━━ EXTRACTED RECORDS

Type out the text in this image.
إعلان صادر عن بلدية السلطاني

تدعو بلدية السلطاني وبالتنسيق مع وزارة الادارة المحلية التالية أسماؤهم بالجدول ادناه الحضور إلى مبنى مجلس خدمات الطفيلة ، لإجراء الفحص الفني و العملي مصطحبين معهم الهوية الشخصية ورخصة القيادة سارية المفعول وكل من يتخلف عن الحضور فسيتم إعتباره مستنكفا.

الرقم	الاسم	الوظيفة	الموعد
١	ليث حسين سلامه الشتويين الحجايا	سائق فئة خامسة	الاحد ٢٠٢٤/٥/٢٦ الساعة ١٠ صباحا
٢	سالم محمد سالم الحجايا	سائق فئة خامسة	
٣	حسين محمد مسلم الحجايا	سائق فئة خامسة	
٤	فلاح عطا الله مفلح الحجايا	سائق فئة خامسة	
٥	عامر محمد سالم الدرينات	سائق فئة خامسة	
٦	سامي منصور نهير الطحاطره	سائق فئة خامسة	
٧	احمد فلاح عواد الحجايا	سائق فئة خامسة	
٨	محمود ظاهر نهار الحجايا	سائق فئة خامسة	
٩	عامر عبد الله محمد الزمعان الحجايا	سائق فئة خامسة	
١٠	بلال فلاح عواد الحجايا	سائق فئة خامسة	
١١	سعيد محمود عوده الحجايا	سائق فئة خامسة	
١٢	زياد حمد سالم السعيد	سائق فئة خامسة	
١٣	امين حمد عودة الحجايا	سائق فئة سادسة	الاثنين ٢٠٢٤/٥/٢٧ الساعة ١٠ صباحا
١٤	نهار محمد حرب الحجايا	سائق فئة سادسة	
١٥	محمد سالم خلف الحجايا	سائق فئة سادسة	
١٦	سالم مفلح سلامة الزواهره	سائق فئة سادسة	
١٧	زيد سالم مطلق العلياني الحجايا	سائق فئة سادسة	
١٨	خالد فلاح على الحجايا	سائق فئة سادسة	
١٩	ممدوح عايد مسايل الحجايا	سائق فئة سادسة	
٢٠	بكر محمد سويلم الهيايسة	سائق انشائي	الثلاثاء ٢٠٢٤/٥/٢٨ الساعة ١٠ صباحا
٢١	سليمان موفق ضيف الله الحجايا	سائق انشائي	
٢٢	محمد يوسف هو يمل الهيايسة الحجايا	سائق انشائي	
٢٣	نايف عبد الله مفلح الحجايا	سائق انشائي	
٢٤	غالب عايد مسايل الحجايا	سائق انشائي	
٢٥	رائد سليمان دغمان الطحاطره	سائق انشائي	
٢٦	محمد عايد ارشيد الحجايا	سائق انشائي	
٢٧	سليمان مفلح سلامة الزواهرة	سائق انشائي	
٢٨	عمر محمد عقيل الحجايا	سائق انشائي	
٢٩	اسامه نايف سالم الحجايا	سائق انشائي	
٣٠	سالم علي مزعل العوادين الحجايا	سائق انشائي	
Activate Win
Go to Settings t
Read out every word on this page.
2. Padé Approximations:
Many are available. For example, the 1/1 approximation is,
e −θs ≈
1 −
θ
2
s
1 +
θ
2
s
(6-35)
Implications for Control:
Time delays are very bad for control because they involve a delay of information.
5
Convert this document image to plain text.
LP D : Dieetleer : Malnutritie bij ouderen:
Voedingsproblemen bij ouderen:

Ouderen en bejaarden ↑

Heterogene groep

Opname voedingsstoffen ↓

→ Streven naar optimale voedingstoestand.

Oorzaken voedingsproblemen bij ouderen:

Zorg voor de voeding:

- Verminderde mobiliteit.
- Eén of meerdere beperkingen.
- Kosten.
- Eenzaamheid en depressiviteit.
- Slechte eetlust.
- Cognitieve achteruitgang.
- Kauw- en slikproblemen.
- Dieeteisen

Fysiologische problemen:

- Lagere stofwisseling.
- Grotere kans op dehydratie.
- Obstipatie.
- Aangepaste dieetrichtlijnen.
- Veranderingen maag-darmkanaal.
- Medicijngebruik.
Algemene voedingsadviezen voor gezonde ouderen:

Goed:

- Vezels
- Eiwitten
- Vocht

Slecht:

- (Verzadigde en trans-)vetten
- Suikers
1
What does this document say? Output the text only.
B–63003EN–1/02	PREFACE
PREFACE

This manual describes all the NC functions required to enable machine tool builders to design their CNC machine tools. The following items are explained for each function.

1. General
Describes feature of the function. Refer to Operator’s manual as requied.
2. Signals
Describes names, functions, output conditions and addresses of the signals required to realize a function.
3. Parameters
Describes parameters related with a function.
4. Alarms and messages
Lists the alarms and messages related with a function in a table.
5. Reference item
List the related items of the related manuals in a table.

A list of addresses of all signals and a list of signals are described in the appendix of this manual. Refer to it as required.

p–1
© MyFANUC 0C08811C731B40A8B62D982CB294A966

━━━━

GIVEN EXERCISE => Recopy the entries above in their entirety, exactly.

COMPLETE OUTPUT =>
Type out the text in this image.
إعلان صادر عن بلدية السلطاني

تدعو بلدية السلطاني وبالتنسيق مع وزارة الادارة المحلية التالية أسماؤهم بالجدول ادناه الحضور إلى مبنى مجلس خدمات الطفيلة ، لإجراء الفحص الفني و العملي مصطحبين معهم الهوية الشخصية ورخصة القيادة سارية المفعول وكل من يتخلف عن الحضور فسيتم إعتباره مستنكفا.

الرقم	الاسم	الوظيفة	الموعد
١	ليث حسين سلامه الشتويين الحجايا	سائق فئة خامسة	الاحد ٢٠٢٤/٥/٢٦ الساعة ١٠ صباحا
٢	سالم محمد سالم الحجايا	سائق فئة خامسة	
٣	حسين محمد مسلم الحجايا	سائق فئة خامسة	
٤	فلاح عطا الله مفلح الحجايا	سائق فئة خامسة	
٥	عامر محمد سالم الدرينات	سائق فئة خامسة	
٦	سامي منصور نهير الطحاطره	سائق فئة خامسة	
٧	احمد فلاح عواد الحجايا	سائق فئة خامسة	
٨	محمود ظاهر نهار الحجايا	سائق فئة خامسة	
٩	عامر عبد الله محمد الزمعان الحجايا	سائق فئة خامسة	
١٠	بلال فلاح عواد الحجايا	سائق فئة خامسة	
١١	سعيد محمود عوده الحجايا	سائق فئة خامسة	
١٢	زياد حمد سالم السعيد	سائق فئة خامسة	
١٣	امين حمد عودة الحجايا	سائق فئة سادسة	الاثنين ٢٠٢٤/٥/٢٧ الساعة ١٠ صباحا
١٤	نهار محمد حرب الحجايا	سائق فئة سادسة	
١٥	محمد سالم خلف الحجايا	سائق فئة سادسة	
١٦	سالم مفلح سلامة الزواهره	سائق فئة سادسة	
١٧	زيد سالم مطلق العلياني الحجايا	سائق فئة سادسة	
١٨	خالد فلاح على الحجايا	سائق فئة سادسة	
١٩	ممدوح عايد مسايل الحجايا	سائق فئة سادسة	
٢٠	بكر محمد سويلم الهيايسة	سائق انشائي	الثلاثاء ٢٠٢٤/٥/٢٨ الساعة ١٠ صباحا
٢١	سليمان موفق ضيف الله الحجايا	سائق انشائي	
٢٢	محمد يوسف هو يمل الهيايسة الحجايا	سائق انشائي	
٢٣	نايف عبد الله مفلح الحجايا	سائق انشائي	
٢٤	غالب عايد مسايل الحجايا	سائق انشائي	
٢٥	رائد سليمان دغمان الطحاطره	سائق انشائي	
٢٦	محمد عايد ارشيد الحجايا	سائق انشائي	
٢٧	سليمان مفلح سلامة الزواهرة	سائق انشائي	
٢٨	عمر محمد عقيل الحجايا	سائق انشائي	
٢٩	اسامه نايف سالم الحجايا	سائق انشائي	
٣٠	سالم علي مزعل العوادين الحجايا	سائق انشائي	
Activate Win
Go to Settings t
Read out every word on this page.
2. Padé Approximations:
Many are available. For example, the 1/1 approximation is,
e −θs ≈
1 −
θ
2
s
1 +
θ
2
s
(6-35)
Implications for Control:
Time delays are very bad for control because they involve a delay of information.
5
Convert this document image to plain text.
LP D : Dieetleer : Malnutritie bij ouderen:
Voedingsproblemen bij ouderen:

Ouderen en bejaarden ↑

Heterogene groep

Opname voedingsstoffen ↓

→ Streven naar optimale voedingstoestand.

Oorzaken voedingsproblemen bij ouderen:

Zorg voor de voeding:

- Verminderde mobiliteit.
- Eén of meerdere beperkingen.
- Kosten.
- Eenzaamheid en depressiviteit.
- Slechte eetlust.
- Cognitieve achteruitgang.
- Kauw- en slikproblemen.
- Dieeteisen

Fysiologische problemen:

- Lagere stofwisseling.
- Grotere kans op dehydratie.
- Obstipatie.
- Aangepaste dieetrichtlijnen.
- Veranderingen maag-darmkanaal.
- Medicijngebruik.
Algemene voedingsadviezen voor gezonde ouderen:

Goed:

- Vezels
- Eiwitten
- Vocht

Slecht:

- (Verzadigde en trans-)vetten
- Suikers
1
What does this document say? Output the text only.
B–63003EN–1/02	PREFACE
PREFACE

This manual describes all the NC functions required to enable machine tool builders to design their CNC machine tools. The following items are explained for each function.

1. General
Describes feature of the function. Refer to Operator’s manual as requied.
2. Signals
Describes names, functions, output conditions and addresses of the signals required to realize a function.
3. Parameters
Describes parameters related with a function.
4. Alarms and messages
Lists the alarms and messages related with a function in a table.
5. Reference item
List the related items of the related manuals in a table.

A list of addresses of all signals and a list of signals are described in the appendix of this manual. Refer to it as required.

p–1
© MyFANUC 0C08811C731B40A8B62D982CB294A966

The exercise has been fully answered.